Excerpt from a dataset
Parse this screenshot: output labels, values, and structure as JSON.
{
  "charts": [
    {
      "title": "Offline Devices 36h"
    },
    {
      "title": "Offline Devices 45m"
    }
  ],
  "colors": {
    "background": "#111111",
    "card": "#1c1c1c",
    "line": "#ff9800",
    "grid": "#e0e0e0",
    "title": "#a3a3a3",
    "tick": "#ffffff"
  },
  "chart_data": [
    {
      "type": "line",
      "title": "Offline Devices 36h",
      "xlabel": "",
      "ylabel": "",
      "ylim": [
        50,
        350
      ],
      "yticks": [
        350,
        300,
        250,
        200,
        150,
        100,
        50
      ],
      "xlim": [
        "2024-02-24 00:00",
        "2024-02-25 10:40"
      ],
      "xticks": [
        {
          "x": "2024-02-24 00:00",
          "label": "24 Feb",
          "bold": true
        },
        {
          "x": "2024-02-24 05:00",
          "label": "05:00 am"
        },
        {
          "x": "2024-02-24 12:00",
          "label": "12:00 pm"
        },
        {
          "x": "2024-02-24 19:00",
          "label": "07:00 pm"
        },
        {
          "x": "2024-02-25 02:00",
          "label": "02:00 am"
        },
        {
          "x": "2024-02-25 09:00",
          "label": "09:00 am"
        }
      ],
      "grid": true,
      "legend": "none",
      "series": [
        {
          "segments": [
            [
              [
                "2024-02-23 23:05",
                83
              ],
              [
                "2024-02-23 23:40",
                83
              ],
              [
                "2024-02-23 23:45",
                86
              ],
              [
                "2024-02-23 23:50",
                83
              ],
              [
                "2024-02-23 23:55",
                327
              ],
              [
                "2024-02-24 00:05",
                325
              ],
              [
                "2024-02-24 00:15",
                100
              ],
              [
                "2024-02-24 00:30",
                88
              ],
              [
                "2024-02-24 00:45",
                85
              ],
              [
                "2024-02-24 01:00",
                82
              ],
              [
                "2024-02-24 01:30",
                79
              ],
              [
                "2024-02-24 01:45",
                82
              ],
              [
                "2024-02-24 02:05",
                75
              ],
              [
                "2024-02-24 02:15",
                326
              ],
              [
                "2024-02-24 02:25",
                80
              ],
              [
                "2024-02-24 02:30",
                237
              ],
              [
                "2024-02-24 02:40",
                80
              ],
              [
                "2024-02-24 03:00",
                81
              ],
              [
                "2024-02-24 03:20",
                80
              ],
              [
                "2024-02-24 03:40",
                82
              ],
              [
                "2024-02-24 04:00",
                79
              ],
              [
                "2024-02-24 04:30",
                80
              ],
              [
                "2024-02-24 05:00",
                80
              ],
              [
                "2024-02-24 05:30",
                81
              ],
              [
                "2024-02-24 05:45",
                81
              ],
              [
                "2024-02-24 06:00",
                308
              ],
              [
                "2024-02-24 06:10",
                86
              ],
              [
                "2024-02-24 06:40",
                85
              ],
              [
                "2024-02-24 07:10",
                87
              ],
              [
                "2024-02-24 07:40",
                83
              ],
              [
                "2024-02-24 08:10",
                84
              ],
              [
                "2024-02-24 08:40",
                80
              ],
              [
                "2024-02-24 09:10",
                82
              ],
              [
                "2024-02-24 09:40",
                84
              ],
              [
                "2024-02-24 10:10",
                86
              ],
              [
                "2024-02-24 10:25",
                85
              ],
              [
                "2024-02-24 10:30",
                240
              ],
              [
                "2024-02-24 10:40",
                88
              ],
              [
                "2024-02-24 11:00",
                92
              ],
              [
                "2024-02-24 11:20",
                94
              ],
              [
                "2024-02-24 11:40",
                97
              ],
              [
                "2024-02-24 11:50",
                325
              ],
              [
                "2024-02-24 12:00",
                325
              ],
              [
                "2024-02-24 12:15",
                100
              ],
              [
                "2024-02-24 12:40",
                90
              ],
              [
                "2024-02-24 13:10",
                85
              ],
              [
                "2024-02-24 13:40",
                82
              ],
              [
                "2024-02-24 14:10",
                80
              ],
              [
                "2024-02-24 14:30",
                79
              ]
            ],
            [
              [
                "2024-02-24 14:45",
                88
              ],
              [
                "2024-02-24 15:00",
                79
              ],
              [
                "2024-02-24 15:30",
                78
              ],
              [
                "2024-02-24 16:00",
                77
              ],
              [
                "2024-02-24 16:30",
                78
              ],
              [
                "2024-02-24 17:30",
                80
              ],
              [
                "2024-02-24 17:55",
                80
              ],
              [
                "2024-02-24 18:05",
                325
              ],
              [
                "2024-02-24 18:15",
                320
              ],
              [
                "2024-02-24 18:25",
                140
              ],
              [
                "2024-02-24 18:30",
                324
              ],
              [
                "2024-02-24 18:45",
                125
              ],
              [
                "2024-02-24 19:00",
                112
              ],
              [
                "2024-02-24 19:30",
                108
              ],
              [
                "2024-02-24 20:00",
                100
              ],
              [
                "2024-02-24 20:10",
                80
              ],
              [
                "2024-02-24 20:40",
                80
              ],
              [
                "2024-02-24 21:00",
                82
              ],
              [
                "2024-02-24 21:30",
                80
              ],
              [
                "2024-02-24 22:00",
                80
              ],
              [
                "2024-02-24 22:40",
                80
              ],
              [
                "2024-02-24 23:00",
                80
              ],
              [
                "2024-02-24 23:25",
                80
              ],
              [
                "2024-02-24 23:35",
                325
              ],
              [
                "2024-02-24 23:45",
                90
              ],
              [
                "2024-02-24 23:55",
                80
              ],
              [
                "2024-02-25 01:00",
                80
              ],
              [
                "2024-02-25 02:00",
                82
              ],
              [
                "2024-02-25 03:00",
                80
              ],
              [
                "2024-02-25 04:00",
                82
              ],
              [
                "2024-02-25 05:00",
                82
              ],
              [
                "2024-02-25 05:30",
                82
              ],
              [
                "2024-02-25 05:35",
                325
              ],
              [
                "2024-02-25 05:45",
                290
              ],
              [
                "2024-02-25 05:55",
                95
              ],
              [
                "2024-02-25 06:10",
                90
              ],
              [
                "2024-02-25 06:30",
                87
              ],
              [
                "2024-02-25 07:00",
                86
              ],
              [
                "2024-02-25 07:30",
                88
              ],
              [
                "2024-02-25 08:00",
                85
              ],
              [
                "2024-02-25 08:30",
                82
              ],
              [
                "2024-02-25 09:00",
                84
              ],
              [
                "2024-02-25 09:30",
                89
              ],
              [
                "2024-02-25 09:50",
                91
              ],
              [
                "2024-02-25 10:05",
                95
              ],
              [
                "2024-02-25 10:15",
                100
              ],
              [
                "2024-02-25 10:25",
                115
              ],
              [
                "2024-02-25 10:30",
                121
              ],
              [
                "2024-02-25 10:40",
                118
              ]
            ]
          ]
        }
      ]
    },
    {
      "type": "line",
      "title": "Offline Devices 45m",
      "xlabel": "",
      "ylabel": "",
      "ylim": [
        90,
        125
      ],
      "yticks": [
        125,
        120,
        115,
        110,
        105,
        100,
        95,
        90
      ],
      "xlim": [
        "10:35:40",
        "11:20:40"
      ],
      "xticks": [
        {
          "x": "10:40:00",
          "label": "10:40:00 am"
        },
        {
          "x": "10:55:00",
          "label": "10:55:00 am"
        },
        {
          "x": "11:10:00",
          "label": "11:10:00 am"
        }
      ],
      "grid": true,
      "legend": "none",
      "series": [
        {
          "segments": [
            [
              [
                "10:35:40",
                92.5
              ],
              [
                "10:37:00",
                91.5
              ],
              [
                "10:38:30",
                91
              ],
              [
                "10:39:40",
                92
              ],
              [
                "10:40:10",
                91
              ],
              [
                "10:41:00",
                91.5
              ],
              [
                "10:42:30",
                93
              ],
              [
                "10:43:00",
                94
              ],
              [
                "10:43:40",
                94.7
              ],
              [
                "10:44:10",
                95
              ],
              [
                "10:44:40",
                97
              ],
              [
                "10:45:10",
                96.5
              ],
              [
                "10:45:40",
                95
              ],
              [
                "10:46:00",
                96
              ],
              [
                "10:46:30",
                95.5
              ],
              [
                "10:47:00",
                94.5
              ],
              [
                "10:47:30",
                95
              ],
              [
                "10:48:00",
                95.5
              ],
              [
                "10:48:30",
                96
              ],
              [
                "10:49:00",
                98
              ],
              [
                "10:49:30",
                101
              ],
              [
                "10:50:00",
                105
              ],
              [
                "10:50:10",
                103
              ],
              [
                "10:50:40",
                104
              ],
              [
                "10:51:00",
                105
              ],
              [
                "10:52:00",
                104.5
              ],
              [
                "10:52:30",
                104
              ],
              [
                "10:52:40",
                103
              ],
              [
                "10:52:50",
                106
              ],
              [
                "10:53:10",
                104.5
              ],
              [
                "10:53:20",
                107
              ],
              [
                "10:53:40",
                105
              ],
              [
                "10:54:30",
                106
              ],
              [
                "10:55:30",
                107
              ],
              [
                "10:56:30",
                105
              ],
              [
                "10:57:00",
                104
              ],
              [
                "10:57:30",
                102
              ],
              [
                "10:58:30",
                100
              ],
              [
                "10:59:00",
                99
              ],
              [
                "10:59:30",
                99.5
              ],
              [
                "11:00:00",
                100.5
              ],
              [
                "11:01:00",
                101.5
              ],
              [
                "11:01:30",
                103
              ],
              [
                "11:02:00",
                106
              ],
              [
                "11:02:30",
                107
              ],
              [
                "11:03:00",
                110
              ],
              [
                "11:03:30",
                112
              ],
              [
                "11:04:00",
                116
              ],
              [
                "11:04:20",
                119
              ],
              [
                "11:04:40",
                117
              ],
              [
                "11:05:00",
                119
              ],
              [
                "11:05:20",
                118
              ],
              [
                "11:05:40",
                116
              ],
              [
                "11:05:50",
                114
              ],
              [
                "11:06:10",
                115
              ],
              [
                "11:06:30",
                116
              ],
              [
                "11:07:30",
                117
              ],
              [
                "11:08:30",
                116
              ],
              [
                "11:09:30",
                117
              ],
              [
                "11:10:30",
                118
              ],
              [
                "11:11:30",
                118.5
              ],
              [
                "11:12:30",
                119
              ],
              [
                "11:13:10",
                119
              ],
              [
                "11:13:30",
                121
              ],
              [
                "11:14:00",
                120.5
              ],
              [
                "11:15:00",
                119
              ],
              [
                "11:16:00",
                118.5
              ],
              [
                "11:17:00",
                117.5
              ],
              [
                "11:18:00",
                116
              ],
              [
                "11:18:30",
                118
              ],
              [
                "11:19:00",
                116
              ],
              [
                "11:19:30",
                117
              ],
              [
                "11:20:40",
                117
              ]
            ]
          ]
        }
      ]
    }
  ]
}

What to work on
Filter the records above for "Devices" and copy every matching line.

Output for this task
      "title": "Offline Devices 36h"
      "title": "Offline Devices 45m"
      "title": "Offline Devices 36h",
      "title": "Offline Devices 45m",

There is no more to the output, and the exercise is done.